───── GIVEN INFORMATION ─────
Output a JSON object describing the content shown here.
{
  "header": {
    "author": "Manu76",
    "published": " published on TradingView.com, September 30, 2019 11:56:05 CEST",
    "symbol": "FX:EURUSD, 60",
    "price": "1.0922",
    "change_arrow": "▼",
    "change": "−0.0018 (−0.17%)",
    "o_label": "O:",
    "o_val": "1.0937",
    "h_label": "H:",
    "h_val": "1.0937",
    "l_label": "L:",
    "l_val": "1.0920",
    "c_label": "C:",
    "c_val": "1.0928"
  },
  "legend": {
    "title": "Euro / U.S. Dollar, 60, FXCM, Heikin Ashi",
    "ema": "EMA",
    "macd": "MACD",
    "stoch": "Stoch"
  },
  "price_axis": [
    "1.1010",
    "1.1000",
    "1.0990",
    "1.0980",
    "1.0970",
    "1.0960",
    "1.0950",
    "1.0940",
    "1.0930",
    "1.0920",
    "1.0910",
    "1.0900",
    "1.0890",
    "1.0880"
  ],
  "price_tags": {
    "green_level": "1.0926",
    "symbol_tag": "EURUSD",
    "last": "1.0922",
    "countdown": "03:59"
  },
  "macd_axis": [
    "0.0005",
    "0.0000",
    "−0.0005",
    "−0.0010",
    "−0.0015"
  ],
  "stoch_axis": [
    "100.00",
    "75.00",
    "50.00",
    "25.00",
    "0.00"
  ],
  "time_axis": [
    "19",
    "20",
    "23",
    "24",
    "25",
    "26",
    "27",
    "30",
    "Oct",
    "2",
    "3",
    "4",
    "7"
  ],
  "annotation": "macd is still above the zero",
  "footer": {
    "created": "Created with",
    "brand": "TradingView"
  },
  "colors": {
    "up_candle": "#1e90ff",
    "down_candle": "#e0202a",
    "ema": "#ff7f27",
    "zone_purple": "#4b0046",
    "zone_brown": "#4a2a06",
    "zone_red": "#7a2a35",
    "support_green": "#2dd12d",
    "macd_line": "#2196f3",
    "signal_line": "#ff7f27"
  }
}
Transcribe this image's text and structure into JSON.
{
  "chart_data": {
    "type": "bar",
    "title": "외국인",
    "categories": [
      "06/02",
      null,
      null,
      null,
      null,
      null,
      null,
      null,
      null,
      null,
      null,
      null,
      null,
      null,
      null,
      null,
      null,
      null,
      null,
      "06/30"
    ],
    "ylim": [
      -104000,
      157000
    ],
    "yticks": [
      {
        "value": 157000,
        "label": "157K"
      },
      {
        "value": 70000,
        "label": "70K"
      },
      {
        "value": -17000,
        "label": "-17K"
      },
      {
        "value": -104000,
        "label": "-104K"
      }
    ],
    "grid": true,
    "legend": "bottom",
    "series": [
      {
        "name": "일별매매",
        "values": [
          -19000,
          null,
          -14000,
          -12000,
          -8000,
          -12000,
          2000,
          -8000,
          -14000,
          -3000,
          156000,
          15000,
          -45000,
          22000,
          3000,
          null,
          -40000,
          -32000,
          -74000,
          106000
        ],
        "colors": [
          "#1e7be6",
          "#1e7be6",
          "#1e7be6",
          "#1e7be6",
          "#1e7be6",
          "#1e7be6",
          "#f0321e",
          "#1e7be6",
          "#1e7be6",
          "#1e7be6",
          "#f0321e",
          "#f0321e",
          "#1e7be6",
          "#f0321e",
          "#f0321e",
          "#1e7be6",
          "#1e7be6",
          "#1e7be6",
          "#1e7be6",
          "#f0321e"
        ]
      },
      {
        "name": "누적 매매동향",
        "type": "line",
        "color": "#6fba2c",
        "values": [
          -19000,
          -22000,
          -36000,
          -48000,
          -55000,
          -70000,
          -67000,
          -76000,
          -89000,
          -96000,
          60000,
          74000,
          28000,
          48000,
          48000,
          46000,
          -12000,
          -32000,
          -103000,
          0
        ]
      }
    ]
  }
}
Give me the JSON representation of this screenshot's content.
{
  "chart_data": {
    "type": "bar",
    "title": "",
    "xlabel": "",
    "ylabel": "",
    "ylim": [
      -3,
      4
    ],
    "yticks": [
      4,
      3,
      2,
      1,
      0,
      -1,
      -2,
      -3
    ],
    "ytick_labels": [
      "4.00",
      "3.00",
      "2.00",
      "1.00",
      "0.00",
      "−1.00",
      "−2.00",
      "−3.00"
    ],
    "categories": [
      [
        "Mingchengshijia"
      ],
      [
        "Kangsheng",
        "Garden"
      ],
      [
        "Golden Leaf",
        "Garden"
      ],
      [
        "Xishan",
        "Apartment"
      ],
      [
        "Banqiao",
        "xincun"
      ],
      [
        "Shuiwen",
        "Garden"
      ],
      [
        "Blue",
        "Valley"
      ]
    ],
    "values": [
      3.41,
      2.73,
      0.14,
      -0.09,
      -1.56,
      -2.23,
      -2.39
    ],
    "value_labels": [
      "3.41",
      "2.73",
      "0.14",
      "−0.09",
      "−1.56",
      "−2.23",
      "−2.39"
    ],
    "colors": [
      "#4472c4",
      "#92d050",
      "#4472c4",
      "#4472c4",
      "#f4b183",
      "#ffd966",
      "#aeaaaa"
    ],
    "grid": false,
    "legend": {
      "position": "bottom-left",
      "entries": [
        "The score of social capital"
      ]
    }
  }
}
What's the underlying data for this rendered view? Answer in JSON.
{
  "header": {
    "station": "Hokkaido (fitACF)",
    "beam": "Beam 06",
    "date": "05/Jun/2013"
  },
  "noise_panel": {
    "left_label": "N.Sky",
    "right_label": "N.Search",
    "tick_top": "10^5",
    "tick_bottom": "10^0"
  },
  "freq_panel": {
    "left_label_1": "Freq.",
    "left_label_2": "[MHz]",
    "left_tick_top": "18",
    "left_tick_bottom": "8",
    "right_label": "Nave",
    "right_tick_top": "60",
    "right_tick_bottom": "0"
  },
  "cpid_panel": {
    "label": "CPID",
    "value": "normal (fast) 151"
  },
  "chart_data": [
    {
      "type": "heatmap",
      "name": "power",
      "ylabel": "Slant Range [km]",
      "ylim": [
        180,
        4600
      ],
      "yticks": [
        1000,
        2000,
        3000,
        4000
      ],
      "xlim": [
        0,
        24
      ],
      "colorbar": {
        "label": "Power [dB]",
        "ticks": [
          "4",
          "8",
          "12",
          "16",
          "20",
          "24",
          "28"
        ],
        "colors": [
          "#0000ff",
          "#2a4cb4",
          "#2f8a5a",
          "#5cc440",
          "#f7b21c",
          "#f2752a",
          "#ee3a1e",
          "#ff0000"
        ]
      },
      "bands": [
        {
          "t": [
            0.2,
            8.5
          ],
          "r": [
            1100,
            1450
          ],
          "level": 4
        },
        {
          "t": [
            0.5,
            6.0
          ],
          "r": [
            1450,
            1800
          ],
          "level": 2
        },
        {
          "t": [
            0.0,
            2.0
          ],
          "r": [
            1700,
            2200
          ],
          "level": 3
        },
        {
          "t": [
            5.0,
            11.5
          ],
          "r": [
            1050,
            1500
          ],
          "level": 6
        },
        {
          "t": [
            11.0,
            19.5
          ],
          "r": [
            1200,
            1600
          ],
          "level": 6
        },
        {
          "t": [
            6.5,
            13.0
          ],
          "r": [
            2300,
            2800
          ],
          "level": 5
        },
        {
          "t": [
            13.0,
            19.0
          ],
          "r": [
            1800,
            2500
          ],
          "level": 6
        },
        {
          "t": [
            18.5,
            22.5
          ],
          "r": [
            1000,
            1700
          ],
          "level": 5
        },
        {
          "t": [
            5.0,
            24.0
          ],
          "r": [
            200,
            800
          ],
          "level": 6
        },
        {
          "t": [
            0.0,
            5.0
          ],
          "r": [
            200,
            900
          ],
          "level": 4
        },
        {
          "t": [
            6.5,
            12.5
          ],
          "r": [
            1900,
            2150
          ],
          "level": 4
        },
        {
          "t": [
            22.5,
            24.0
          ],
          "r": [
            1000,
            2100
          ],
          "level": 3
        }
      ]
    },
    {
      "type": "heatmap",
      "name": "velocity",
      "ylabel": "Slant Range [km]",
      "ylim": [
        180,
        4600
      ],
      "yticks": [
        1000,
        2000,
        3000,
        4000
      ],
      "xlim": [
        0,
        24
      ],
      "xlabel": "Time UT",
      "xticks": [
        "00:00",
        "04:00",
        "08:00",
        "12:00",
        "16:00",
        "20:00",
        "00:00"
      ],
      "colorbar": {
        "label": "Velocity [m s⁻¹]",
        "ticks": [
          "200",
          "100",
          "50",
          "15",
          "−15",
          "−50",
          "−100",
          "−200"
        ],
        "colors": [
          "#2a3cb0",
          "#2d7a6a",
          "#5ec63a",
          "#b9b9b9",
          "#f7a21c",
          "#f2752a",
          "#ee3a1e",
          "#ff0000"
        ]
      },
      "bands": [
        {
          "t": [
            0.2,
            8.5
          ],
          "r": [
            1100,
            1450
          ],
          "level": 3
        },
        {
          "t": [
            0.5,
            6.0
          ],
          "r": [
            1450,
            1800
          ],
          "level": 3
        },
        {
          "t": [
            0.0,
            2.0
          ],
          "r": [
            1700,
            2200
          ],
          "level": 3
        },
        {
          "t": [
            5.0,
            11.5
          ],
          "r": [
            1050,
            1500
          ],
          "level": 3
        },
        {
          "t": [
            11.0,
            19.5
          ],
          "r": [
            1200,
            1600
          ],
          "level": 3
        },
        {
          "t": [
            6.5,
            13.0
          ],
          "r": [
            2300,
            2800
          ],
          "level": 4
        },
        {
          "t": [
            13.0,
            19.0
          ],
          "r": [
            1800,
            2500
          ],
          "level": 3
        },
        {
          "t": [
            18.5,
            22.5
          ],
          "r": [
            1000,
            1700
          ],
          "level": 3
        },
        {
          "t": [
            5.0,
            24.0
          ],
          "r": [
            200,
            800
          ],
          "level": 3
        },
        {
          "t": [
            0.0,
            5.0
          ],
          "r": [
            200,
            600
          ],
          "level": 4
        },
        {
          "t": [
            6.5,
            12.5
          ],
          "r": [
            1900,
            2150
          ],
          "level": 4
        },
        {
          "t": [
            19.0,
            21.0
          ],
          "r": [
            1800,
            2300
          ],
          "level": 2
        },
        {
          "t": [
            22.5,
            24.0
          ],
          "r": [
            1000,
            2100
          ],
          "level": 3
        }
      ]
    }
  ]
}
─────
• **EXERCISE GOAL**: Determine how many lines of the listing hold the word "name" and reply with that figure alone.

• **WRITTEN ANSWER**: 4